● Source extract:
>> begin

Switch to VPC Endpoints from Nat Gateways to Reduce Bandwidth Charges

andrewguenther · on June 19, 2022

NAT Gateways also support bandwidth, availability, and performance properties that most customers just don't need. AWS networking services which charge by GB processed are always a cost disaster waiting to happen.

I built my own NAT AMI[1] that costs <$4/month and has zero bandwidth charges and is good enough for most people.

[1]: https://github.com/AndrewGuenther/fck-nat/

aynsof · on June 19, 2022

My first question was answered in the readme:

  "But what about AWS' NAT Instance AMI?"

  The official AWS supported NAT Instance AMI hasn't been updates since 2018, is still running Amazon Linux 1 which is now EOL, and has no ARM support, meaning it can't be deployed on EC2's most cost effective instance types. fck-nat.

I had no idea this was the case. Thank you for making this!

worldofmatthew · on June 18, 2022

Or don't use AWS as other providers provide multiple terabytes of bandwidth for a couple of dollars per month.

victor106 · on June 19, 2022

Which providers are these?

hhw · on June 19, 2022

Pretty much any colo or dedicated/bare metal provider. $0.07 to $0.12 per Mb is the going rate for most carriers at any appreciable volume, and even the higher end carriers are less than 3x that.

To be fair, big tech despite their massive volume pay much higher rates than small networks because the carriers charge them enough to fully cover their costs to build out their networKs, while they make all their profits from selling their excess capacity to the little guys for pennies on the dollar.

hermitdev · on June 19, 2022

At $0.07/MB, your talking over $70K to transfer a TB. Am I missing something here? Because I'd say $70k is quite a bit more than "a couple of dollars" the GP mentions. (No, I dont deal with cloud pricing at all, so I'm a little perplexed here)

hhw · on June 19, 2022

Network at the wholesale level is always measured in Mbps using 95th percentile, not in data transferred (average sustained, equivalent to 50th percentile because we're talking about 5 minute samples of interface counters over the course of a month). Note I used a small b in Mb. Depending on the variability of traffic patterns, that usually works out to be on average ~200GB* transferred per Mbps of 95th percentile over a period of a month. Meaning a TB would work out to about $0.35.

*A long, long time ago, I looked at about 1000 co-location customers' MRTG stats and compared their monthly 95th percentile Mbps to their average sustained data transfer in GB, and something like 90% of them were between 150GB-250GB per Mb and 98% of them were between 180GB-220GB. Many people assume 324GB which would require their traffic to be perfectly flatlined throughout the month, which obviously rarely ever happens.

Kudos · on June 19, 2022

They're talking about throughput not transfer. Like a 100Mbps link, not 100MB data transferred total.

datalopers · on June 19, 2022

Just allocate your web crawlers a public IPs and use an internet gateway. Such a weird self-enforced limitation they’ve envisioned, not clear why they think there’s no choice but NAT

busterarm · on June 19, 2022

Why make your web crawlers reachable via the internet?

You're one misconfigured security group away from your shit being owned.

datalopers · on June 19, 2022

I mean you said it yourself.. that's why you have security groups? You're either paying a ton to use NAT gateway, or setting up a dedicated box to act as your in-house NAT, or configuring security groups. It's pretty simple: no inbound connections except from the VPC.

>> end

● Requirements:
A: Answer these questions about the NAT gateway thread:
(i) What monthly cost does andrewguenther give for the NAT AMI he built?
(ii) Since what year has the official AWS NAT Instance AMI gone without updates?
(iii) According to hhw, about how many GB are transferred per Mbps of 95th percentile over a month, on average?
B: Which usernames in the NAT gateway thread are attached to posts dated June 19, 2022? List each once.
C: Copy the passage of the NAT gateway thread from "The official AWS" up to and including "providers are these?".

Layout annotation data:
>> begin

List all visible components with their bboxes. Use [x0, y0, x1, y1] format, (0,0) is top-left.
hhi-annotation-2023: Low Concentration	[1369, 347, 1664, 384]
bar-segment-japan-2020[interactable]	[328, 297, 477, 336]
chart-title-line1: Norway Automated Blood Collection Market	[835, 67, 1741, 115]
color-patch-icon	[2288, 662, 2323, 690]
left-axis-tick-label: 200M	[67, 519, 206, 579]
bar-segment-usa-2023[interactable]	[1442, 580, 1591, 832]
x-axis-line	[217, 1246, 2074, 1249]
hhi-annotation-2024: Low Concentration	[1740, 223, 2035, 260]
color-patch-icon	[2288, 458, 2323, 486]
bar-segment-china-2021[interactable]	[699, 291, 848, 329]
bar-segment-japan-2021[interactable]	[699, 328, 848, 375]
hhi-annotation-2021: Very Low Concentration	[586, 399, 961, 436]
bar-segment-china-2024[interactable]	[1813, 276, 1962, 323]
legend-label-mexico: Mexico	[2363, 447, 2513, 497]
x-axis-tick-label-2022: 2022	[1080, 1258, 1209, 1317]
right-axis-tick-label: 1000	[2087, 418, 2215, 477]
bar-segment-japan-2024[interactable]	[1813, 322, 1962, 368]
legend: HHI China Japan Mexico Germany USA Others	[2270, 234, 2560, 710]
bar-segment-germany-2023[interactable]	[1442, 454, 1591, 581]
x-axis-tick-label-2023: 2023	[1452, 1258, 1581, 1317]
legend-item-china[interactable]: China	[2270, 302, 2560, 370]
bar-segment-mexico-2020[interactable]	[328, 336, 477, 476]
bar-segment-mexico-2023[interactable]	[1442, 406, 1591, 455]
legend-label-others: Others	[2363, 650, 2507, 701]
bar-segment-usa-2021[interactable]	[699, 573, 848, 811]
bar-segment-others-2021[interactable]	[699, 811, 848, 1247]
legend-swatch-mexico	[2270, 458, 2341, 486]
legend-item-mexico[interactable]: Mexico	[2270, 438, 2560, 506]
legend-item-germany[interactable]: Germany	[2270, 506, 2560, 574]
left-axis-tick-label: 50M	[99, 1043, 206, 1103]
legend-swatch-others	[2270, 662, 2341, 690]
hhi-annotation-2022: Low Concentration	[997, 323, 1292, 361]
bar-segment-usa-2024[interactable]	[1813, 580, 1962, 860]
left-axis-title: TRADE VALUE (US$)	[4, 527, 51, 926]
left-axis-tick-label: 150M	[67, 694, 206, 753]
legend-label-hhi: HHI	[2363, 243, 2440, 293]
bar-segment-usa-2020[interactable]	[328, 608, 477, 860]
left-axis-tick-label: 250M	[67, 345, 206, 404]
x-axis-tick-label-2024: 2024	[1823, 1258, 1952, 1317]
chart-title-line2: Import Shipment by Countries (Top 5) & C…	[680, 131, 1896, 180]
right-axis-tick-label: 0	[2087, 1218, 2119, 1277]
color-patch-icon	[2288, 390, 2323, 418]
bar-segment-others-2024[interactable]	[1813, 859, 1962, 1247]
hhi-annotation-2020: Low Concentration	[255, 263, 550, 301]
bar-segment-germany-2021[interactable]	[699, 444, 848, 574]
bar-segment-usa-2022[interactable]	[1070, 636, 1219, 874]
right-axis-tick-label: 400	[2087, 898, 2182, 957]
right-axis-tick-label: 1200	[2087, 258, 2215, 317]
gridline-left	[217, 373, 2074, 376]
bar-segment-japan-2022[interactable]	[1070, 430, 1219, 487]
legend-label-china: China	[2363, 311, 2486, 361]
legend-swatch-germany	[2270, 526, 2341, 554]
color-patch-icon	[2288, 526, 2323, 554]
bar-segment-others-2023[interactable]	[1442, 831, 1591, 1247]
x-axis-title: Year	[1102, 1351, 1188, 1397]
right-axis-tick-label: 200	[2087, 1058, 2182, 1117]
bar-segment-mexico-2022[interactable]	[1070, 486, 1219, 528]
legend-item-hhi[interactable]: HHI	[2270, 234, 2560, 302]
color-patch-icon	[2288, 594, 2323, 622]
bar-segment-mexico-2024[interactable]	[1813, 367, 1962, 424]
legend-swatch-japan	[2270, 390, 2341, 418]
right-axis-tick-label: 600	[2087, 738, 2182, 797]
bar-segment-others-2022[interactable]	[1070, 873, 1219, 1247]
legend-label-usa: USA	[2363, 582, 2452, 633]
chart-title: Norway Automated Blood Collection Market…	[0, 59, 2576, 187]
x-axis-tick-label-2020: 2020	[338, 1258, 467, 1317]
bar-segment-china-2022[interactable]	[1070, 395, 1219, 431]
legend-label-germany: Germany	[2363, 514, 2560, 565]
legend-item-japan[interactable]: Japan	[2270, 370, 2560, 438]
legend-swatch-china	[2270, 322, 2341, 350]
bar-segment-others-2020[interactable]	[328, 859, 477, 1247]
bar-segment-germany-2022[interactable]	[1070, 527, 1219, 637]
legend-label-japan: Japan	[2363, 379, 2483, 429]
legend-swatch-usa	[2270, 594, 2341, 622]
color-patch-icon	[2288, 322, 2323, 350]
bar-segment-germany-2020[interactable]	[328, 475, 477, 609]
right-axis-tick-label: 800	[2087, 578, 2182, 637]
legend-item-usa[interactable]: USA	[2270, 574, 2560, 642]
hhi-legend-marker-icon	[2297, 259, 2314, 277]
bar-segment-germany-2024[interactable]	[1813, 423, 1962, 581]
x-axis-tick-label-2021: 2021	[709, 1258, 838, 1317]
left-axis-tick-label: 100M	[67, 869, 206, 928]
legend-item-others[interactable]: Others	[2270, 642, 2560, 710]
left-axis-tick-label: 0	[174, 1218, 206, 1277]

>> end

● Task responses:
A:
(i) Less than $4 per month.
(ii) 2018.
(iii) About 200GB.

B: andrewguenther, aynsof, victor106, hhw, hermitdev, Kudos, datalopers, busterarm

C:
The official AWS supported NAT Instance AMI hasn't been updates since 2018, is still running Amazon Linux 1 which is now EOL, and has no ARM support, meaning it can't be deployed on EC2's most cost effective instance types. fck-nat.

I had no idea this was the case. Thank you for making this!

worldofmatthew · on June 18, 2022

Or don't use AWS as other providers provide multiple terabytes of bandwidth for a couple of dollars per month.

victor106 · on June 19, 2022

Which providers are these?